_WHAT TO PRODUCE_:
In the records below, find each line with the word "resistant" and copy it.

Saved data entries

--------

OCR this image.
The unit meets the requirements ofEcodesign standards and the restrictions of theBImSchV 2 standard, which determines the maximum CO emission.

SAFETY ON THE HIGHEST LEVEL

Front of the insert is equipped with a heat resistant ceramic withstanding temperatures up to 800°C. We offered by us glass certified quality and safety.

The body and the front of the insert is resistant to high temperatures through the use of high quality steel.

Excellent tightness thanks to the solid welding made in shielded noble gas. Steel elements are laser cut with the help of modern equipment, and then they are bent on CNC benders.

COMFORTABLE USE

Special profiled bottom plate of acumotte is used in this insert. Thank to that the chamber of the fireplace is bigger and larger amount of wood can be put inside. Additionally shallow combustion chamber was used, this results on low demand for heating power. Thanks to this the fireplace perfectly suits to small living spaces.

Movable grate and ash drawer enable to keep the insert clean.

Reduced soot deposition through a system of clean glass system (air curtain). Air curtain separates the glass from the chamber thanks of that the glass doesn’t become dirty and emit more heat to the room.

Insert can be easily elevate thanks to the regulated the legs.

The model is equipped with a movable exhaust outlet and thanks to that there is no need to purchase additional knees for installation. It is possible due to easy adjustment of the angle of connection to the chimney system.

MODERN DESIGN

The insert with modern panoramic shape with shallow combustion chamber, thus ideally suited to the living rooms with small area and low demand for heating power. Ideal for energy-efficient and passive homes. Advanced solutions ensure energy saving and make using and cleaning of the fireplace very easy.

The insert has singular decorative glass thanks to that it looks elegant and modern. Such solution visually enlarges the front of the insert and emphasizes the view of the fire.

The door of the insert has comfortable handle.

--------

_FINAL RESULT_:
Front of the insert is equipped with a heat resistant ceramic withstanding temperatures up to 800°C. We offered by us glass certified quality and safety.
The body and the front of the insert is resistant to high temperatures through the use of high quality steel.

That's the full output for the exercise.